(Figure collection entries)
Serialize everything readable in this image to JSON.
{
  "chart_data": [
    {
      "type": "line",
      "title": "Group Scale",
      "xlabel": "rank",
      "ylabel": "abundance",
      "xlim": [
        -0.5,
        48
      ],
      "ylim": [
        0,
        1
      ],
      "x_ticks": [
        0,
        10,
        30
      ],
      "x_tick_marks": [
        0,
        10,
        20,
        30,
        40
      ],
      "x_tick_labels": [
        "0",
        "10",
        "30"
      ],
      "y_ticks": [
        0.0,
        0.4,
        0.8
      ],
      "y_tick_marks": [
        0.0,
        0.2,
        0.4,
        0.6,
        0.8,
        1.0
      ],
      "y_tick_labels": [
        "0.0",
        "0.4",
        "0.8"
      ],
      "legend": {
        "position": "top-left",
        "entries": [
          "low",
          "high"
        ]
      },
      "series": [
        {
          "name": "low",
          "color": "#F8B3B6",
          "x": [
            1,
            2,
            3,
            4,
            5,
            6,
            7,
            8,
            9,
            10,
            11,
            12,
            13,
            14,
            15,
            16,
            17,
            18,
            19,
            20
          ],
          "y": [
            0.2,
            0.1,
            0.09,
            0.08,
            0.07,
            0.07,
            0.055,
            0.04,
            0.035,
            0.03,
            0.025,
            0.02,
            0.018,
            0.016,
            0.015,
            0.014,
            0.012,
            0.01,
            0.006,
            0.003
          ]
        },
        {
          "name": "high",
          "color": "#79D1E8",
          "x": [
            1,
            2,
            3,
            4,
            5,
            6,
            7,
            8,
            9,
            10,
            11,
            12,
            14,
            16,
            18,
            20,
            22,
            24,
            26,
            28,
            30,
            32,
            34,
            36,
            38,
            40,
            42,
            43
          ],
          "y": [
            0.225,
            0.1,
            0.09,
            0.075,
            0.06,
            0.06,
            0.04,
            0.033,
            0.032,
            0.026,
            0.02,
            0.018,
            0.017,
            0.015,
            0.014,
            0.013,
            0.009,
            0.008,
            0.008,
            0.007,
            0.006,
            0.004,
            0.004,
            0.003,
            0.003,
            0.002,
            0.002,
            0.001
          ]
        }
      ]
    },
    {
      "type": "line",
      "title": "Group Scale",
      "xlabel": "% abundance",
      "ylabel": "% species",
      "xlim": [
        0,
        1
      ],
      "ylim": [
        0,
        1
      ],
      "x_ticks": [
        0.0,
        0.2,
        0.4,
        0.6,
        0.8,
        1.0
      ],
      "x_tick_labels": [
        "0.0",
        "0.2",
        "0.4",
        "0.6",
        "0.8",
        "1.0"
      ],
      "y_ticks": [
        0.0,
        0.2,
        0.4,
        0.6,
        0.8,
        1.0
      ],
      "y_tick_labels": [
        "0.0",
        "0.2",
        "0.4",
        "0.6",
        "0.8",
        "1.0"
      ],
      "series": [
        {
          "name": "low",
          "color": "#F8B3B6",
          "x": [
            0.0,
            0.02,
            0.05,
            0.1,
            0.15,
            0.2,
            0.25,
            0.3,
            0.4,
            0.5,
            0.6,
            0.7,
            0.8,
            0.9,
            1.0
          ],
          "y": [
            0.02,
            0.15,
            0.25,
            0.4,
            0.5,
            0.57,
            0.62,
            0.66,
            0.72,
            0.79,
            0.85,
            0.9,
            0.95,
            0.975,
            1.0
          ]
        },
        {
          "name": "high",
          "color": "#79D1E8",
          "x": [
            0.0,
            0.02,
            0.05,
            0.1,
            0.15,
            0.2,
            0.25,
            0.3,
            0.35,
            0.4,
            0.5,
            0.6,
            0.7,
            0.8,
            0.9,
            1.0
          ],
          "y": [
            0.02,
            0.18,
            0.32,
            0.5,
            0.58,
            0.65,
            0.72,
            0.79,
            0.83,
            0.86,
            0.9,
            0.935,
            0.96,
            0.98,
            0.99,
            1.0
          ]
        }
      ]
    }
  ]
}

* Exercise *
Repeat every line of the data, exactly and in full.

* Answer to this problem *
Serialize everything readable in this image to JSON.
{
  "chart_data": [
    {
      "type": "line",
      "title": "Group Scale",
      "xlabel": "rank",
      "ylabel": "abundance",
      "xlim": [
        -0.5,
        48
      ],
      "ylim": [
        0,
        1
      ],
      "x_ticks": [
        0,
        10,
        30
      ],
      "x_tick_marks": [
        0,
        10,
        20,
        30,
        40
      ],
      "x_tick_labels": [
        "0",
        "10",
        "30"
      ],
      "y_ticks": [
        0.0,
        0.4,
        0.8
      ],
      "y_tick_marks": [
        0.0,
        0.2,
        0.4,
        0.6,
        0.8,
        1.0
      ],
      "y_tick_labels": [
        "0.0",
        "0.4",
        "0.8"
      ],
      "legend": {
        "position": "top-left",
        "entries": [
          "low",
          "high"
        ]
      },
      "series": [
        {
          "name": "low",
          "color": "#F8B3B6",
          "x": [
            1,
            2,
            3,
            4,
            5,
            6,
            7,
            8,
            9,
            10,
            11,
            12,
            13,
            14,
            15,
            16,
            17,
            18,
            19,
            20
          ],
          "y": [
            0.2,
            0.1,
            0.09,
            0.08,
            0.07,
            0.07,
            0.055,
            0.04,
            0.035,
            0.03,
            0.025,
            0.02,
            0.018,
            0.016,
            0.015,
            0.014,
            0.012,
            0.01,
            0.006,
            0.003
          ]
        },
        {
          "name": "high",
          "color": "#79D1E8",
          "x": [
            1,
            2,
            3,
            4,
            5,
            6,
            7,
            8,
            9,
            10,
            11,
            12,
            14,
            16,
            18,
            20,
            22,
            24,
            26,
            28,
            30,
            32,
            34,
            36,
            38,
            40,
            42,
            43
          ],
          "y": [
            0.225,
            0.1,
            0.09,
            0.075,
            0.06,
            0.06,
            0.04,
            0.033,
            0.032,
            0.026,
            0.02,
            0.018,
            0.017,
            0.015,
            0.014,
            0.013,
            0.009,
            0.008,
            0.008,
            0.007,
            0.006,
            0.004,
            0.004,
            0.003,
            0.003,
            0.002,
            0.002,
            0.001
          ]
        }
      ]
    },
    {
      "type": "line",
      "title": "Group Scale",
      "xlabel": "% abundance",
      "ylabel": "% species",
      "xlim": [
        0,
        1
      ],
      "ylim": [
        0,
        1
      ],
      "x_ticks": [
        0.0,
        0.2,
        0.4,
        0.6,
        0.8,
        1.0
      ],
      "x_tick_labels": [
        "0.0",
        "0.2",
        "0.4",
        "0.6",
        "0.8",
        "1.0"
      ],
      "y_ticks": [
        0.0,
        0.2,
        0.4,
        0.6,
        0.8,
        1.0
      ],
      "y_tick_labels": [
        "0.0",
        "0.2",
        "0.4",
        "0.6",
        "0.8",
        "1.0"
      ],
      "series": [
        {
          "name": "low",
          "color": "#F8B3B6",
          "x": [
            0.0,
            0.02,
            0.05,
            0.1,
            0.15,
            0.2,
            0.25,
            0.3,
            0.4,
            0.5,
            0.6,
            0.7,
            0.8,
            0.9,
            1.0
          ],
          "y": [
            0.02,
            0.15,
            0.25,
            0.4,
            0.5,
            0.57,
            0.62,
            0.66,
            0.72,
            0.79,
            0.85,
            0.9,
            0.95,
            0.975,
            1.0
          ]
        },
        {
          "name": "high",
          "color": "#79D1E8",
          "x": [
            0.0,
            0.02,
            0.05,
            0.1,
            0.15,
            0.2,
            0.25,
            0.3,
            0.35,
            0.4,
            0.5,
            0.6,
            0.7,
            0.8,
            0.9,
            1.0
          ],
          "y": [
            0.02,
            0.18,
            0.32,
            0.5,
            0.58,
            0.65,
            0.72,
            0.79,
            0.83,
            0.86,
            0.9,
            0.935,
            0.96,
            0.98,
            0.99,
            1.0
          ]
        }
      ]
    }
  ]
}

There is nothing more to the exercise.